**EXERCISE GOAL**: Using the records below, report how many lines hold "Goleman", with no extra text.

◇ ◇ ◇

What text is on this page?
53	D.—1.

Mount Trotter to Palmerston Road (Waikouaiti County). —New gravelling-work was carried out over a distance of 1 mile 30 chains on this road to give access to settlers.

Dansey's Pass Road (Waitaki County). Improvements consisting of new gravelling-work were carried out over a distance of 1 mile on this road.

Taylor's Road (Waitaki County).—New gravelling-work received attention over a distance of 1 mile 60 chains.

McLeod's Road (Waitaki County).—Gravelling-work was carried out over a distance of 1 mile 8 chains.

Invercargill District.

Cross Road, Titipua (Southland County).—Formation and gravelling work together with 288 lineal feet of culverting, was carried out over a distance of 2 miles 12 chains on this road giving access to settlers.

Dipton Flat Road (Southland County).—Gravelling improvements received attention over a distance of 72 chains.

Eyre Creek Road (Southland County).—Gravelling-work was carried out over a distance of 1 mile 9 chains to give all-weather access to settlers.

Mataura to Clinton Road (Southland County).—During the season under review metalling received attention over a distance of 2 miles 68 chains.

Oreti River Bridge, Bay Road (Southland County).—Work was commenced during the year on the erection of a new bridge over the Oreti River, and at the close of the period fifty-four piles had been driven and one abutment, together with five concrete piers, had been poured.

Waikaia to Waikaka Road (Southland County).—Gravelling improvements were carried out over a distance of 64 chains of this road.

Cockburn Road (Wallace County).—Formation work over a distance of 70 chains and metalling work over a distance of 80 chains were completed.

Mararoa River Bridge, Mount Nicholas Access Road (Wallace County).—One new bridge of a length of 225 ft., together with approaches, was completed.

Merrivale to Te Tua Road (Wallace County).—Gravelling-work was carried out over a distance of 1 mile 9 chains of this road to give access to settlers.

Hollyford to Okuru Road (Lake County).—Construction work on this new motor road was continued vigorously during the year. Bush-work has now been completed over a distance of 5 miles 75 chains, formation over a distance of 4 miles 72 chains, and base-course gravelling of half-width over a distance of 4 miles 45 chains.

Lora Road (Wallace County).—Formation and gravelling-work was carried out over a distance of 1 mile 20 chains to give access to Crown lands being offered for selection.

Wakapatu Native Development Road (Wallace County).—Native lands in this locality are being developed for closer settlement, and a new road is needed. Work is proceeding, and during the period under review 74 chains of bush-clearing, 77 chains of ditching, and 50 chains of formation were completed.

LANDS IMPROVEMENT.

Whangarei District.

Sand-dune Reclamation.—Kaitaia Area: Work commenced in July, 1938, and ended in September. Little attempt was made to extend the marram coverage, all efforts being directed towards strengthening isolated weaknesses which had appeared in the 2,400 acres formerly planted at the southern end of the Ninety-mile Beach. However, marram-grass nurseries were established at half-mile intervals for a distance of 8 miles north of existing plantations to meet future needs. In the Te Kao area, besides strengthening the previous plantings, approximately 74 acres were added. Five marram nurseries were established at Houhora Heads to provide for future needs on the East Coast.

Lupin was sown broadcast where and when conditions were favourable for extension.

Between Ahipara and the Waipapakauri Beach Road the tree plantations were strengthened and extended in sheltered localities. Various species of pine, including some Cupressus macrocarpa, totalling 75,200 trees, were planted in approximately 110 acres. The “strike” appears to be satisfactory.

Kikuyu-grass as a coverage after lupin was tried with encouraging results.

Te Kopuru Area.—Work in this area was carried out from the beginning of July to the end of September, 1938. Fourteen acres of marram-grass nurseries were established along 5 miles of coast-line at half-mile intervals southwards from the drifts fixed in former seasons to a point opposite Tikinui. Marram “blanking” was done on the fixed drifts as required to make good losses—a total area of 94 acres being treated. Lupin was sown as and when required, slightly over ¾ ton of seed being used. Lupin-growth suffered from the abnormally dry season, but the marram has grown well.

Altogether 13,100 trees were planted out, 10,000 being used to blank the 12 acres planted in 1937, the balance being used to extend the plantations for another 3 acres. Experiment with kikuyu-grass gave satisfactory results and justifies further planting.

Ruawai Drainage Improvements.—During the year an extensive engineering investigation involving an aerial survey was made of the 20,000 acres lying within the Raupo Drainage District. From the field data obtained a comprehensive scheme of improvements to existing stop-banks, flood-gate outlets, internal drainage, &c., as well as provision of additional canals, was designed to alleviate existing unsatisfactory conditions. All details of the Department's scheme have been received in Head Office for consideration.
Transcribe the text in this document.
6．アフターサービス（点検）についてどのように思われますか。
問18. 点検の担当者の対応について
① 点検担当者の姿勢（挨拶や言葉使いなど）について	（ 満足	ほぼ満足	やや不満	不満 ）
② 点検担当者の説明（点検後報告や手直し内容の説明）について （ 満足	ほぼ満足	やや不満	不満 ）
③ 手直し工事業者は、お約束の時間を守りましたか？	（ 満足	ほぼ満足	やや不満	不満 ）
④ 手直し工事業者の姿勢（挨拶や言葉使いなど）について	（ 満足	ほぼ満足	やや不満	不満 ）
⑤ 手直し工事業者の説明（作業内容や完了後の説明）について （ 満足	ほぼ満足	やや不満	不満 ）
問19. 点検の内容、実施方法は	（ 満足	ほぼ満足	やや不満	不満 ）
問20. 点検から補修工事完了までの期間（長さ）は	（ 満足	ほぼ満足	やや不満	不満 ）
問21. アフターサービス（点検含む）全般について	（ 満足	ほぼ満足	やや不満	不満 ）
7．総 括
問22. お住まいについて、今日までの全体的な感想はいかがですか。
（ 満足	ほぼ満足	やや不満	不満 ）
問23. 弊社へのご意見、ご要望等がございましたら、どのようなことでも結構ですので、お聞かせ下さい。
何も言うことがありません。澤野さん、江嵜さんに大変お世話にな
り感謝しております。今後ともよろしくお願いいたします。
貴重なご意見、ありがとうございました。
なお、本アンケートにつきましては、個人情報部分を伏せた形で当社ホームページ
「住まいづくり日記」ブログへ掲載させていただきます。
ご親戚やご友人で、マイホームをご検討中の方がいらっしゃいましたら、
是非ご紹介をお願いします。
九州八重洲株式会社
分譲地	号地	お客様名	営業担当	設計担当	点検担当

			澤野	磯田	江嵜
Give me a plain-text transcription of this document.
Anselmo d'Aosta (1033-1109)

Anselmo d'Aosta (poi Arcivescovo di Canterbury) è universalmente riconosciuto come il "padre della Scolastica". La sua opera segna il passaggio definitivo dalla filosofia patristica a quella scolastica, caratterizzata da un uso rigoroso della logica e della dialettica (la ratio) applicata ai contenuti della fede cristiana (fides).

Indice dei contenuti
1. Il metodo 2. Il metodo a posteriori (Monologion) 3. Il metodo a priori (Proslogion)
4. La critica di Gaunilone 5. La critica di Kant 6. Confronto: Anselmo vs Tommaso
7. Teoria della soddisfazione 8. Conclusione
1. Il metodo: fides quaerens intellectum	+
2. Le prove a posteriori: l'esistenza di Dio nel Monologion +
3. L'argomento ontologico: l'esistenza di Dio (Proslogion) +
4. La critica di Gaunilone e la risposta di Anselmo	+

◇ ◇ ◇

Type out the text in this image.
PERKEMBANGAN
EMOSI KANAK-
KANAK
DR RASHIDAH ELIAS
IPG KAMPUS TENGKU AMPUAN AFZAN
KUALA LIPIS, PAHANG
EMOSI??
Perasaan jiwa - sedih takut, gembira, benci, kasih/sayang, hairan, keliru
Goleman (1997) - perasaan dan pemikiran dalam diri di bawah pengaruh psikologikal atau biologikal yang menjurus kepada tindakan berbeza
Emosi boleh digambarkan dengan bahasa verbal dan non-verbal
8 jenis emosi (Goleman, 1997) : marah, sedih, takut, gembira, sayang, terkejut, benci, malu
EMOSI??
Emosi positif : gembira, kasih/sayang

◇ ◇ ◇

**REPLY**: 2